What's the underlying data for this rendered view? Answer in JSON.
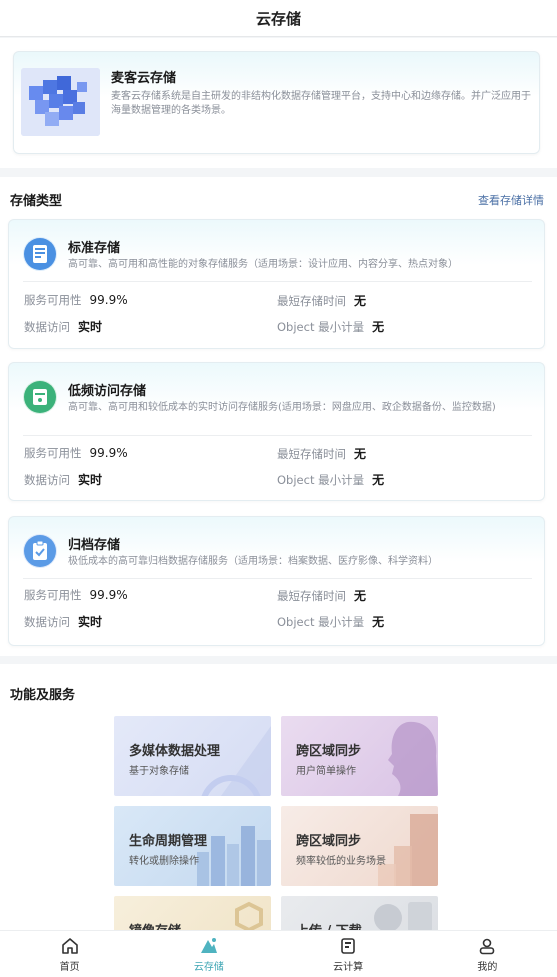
{
  "header": {
    "title": "云存储"
  },
  "intro": {
    "title": "麦客云存储",
    "desc": "麦客云存储系统是自主研发的非结构化数据存储管理平台，支持中心和边缘存储。并广泛应用于海量数据管理的各类场景。"
  },
  "storage_types": {
    "section_title": "存储类型",
    "detail_link": "查看存储详情",
    "cards": [
      {
        "title": "标准存储",
        "desc": "高可靠、高可用和高性能的对象存储服务（适用场景：设计应用、内容分享、热点对象）",
        "availability_label": "服务可用性",
        "availability_value": "99.9%",
        "min_time_label": "最短存储时间",
        "min_time_value": "无",
        "access_label": "数据访问",
        "access_value": "实时",
        "min_unit_label": "Object 最小计量",
        "min_unit_value": "无",
        "icon": "document-icon",
        "color": "#4a90e2"
      },
      {
        "title": "低频访问存储",
        "desc": "高可靠、高可用和较低成本的实时访问存储服务(适用场景：网盘应用、政企数据备份、监控数据)",
        "availability_label": "服务可用性",
        "availability_value": "99.9%",
        "min_time_label": "最短存储时间",
        "min_time_value": "无",
        "access_label": "数据访问",
        "access_value": "实时",
        "min_unit_label": "Object 最小计量",
        "min_unit_value": "无",
        "icon": "archive-box-icon",
        "color": "#3bb27a"
      },
      {
        "title": "归档存储",
        "desc": "极低成本的高可靠归档数据存储服务（适用场景：档案数据、医疗影像、科学资料）",
        "availability_label": "服务可用性",
        "availability_value": "99.9%",
        "min_time_label": "最短存储时间",
        "min_time_value": "无",
        "access_label": "数据访问",
        "access_value": "实时",
        "min_unit_label": "Object 最小计量",
        "min_unit_value": "无",
        "icon": "clipboard-icon",
        "color": "#5b9be6"
      }
    ]
  },
  "functions": {
    "section_title": "功能及服务",
    "tiles": [
      {
        "title": "多媒体数据处理",
        "sub": "基于对象存储"
      },
      {
        "title": "跨区域同步",
        "sub": "用户简单操作"
      },
      {
        "title": "生命周期管理",
        "sub": "转化或删除操作"
      },
      {
        "title": "跨区域同步",
        "sub": "频率较低的业务场景"
      },
      {
        "title": "镜像存储",
        "sub": ""
      },
      {
        "title": "上传 / 下载",
        "sub": ""
      }
    ]
  },
  "tabbar": {
    "items": [
      {
        "label": "首页",
        "icon": "home-icon"
      },
      {
        "label": "云存储",
        "icon": "cloud-storage-icon",
        "active": true
      },
      {
        "label": "云计算",
        "icon": "cloud-compute-icon"
      },
      {
        "label": "我的",
        "icon": "user-icon"
      }
    ]
  }
}
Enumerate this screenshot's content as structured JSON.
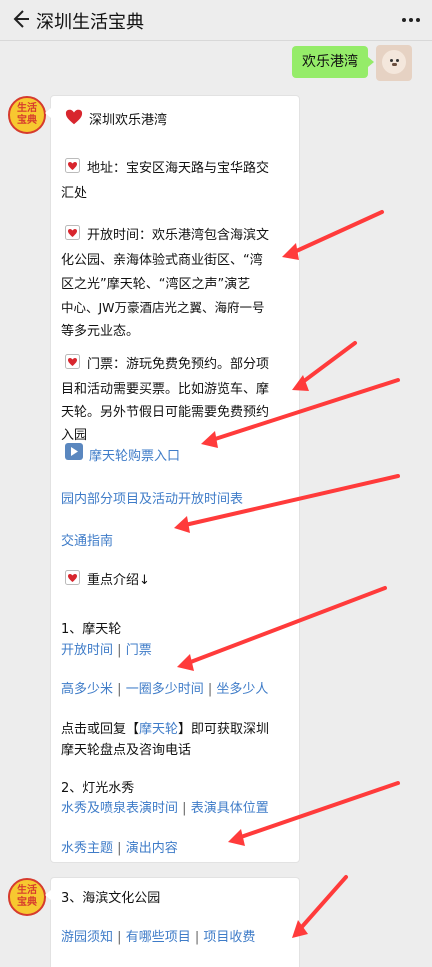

*What the task asks*
Say the number of lines in the listing that hold "this", with no added words.

*Full solution*
2